[Dataset items]

────────

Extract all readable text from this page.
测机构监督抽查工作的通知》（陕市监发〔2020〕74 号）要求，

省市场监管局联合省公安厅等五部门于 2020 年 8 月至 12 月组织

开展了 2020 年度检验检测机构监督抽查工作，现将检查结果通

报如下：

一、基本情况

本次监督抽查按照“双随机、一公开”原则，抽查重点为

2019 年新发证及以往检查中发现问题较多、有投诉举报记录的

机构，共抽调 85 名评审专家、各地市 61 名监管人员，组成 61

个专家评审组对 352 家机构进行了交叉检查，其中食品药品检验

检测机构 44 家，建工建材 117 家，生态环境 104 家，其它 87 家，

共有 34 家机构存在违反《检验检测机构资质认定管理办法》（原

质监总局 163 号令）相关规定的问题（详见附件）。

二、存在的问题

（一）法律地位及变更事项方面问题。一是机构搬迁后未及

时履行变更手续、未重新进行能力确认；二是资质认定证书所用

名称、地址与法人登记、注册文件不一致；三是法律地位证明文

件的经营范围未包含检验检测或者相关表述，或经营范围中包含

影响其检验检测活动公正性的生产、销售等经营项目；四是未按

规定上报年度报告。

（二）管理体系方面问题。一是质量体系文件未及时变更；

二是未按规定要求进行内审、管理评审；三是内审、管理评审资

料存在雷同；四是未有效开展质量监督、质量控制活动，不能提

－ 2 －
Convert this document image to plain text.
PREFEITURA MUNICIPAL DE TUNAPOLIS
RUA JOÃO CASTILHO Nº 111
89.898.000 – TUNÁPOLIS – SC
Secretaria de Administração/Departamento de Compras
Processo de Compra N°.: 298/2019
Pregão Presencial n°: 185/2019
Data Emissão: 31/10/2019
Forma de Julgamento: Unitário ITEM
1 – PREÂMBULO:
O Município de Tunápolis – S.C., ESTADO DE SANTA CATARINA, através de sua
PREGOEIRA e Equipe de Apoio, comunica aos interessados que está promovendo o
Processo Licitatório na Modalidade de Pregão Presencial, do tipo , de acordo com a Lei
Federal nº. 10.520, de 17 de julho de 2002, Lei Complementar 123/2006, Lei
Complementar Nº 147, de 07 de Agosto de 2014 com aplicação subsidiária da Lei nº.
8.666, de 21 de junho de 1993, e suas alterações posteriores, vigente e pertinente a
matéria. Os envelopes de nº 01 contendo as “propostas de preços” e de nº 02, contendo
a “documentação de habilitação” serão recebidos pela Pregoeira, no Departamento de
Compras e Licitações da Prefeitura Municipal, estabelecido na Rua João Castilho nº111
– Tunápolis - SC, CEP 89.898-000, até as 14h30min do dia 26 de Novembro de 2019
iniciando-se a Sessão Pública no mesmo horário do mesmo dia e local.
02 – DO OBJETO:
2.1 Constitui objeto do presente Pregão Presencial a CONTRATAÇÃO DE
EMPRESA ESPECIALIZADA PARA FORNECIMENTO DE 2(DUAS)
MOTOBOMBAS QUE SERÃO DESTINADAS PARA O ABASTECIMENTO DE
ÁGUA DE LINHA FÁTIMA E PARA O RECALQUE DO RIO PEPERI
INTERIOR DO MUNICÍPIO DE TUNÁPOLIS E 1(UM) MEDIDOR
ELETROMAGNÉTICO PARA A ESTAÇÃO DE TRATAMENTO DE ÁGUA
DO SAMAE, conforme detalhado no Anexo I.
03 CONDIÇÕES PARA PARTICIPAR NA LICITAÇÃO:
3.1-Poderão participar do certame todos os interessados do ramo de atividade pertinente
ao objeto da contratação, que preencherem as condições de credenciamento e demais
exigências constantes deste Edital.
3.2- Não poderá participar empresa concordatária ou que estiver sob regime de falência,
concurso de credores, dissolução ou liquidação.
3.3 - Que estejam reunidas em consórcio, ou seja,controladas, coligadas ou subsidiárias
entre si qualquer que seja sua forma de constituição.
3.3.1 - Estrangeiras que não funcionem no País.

────────

_Task brief_
Recite the full listing above exactly.

_Solution to the exercise_
Extract all readable text from this page.
测机构监督抽查工作的通知》（陕市监发〔2020〕74 号）要求，

省市场监管局联合省公安厅等五部门于 2020 年 8 月至 12 月组织

开展了 2020 年度检验检测机构监督抽查工作，现将检查结果通

报如下：

一、基本情况

本次监督抽查按照“双随机、一公开”原则，抽查重点为

2019 年新发证及以往检查中发现问题较多、有投诉举报记录的

机构，共抽调 85 名评审专家、各地市 61 名监管人员，组成 61

个专家评审组对 352 家机构进行了交叉检查，其中食品药品检验

检测机构 44 家，建工建材 117 家，生态环境 104 家，其它 87 家，

共有 34 家机构存在违反《检验检测机构资质认定管理办法》（原

质监总局 163 号令）相关规定的问题（详见附件）。

二、存在的问题

（一）法律地位及变更事项方面问题。一是机构搬迁后未及

时履行变更手续、未重新进行能力确认；二是资质认定证书所用

名称、地址与法人登记、注册文件不一致；三是法律地位证明文

件的经营范围未包含检验检测或者相关表述，或经营范围中包含

影响其检验检测活动公正性的生产、销售等经营项目；四是未按

规定上报年度报告。

（二）管理体系方面问题。一是质量体系文件未及时变更；

二是未按规定要求进行内审、管理评审；三是内审、管理评审资

料存在雷同；四是未有效开展质量监督、质量控制活动，不能提

－ 2 －
Convert this document image to plain text.
PREFEITURA MUNICIPAL DE TUNAPOLIS
RUA JOÃO CASTILHO Nº 111
89.898.000 – TUNÁPOLIS – SC
Secretaria de Administração/Departamento de Compras
Processo de Compra N°.: 298/2019
Pregão Presencial n°: 185/2019
Data Emissão: 31/10/2019
Forma de Julgamento: Unitário ITEM
1 – PREÂMBULO:
O Município de Tunápolis – S.C., ESTADO DE SANTA CATARINA, através de sua
PREGOEIRA e Equipe de Apoio, comunica aos interessados que está promovendo o
Processo Licitatório na Modalidade de Pregão Presencial, do tipo , de acordo com a Lei
Federal nº. 10.520, de 17 de julho de 2002, Lei Complementar 123/2006, Lei
Complementar Nº 147, de 07 de Agosto de 2014 com aplicação subsidiária da Lei nº.
8.666, de 21 de junho de 1993, e suas alterações posteriores, vigente e pertinente a
matéria. Os envelopes de nº 01 contendo as “propostas de preços” e de nº 02, contendo
a “documentação de habilitação” serão recebidos pela Pregoeira, no Departamento de
Compras e Licitações da Prefeitura Municipal, estabelecido na Rua João Castilho nº111
– Tunápolis - SC, CEP 89.898-000, até as 14h30min do dia 26 de Novembro de 2019
iniciando-se a Sessão Pública no mesmo horário do mesmo dia e local.
02 – DO OBJETO:
2.1 Constitui objeto do presente Pregão Presencial a CONTRATAÇÃO DE
EMPRESA ESPECIALIZADA PARA FORNECIMENTO DE 2(DUAS)
MOTOBOMBAS QUE SERÃO DESTINADAS PARA O ABASTECIMENTO DE
ÁGUA DE LINHA FÁTIMA E PARA O RECALQUE DO RIO PEPERI
INTERIOR DO MUNICÍPIO DE TUNÁPOLIS E 1(UM) MEDIDOR
ELETROMAGNÉTICO PARA A ESTAÇÃO DE TRATAMENTO DE ÁGUA
DO SAMAE, conforme detalhado no Anexo I.
03 CONDIÇÕES PARA PARTICIPAR NA LICITAÇÃO:
3.1-Poderão participar do certame todos os interessados do ramo de atividade pertinente
ao objeto da contratação, que preencherem as condições de credenciamento e demais
exigências constantes deste Edital.
3.2- Não poderá participar empresa concordatária ou que estiver sob regime de falência,
concurso de credores, dissolução ou liquidação.
3.3 - Que estejam reunidas em consórcio, ou seja,controladas, coligadas ou subsidiárias
entre si qualquer que seja sua forma de constituição.
3.3.1 - Estrangeiras que não funcionem no País.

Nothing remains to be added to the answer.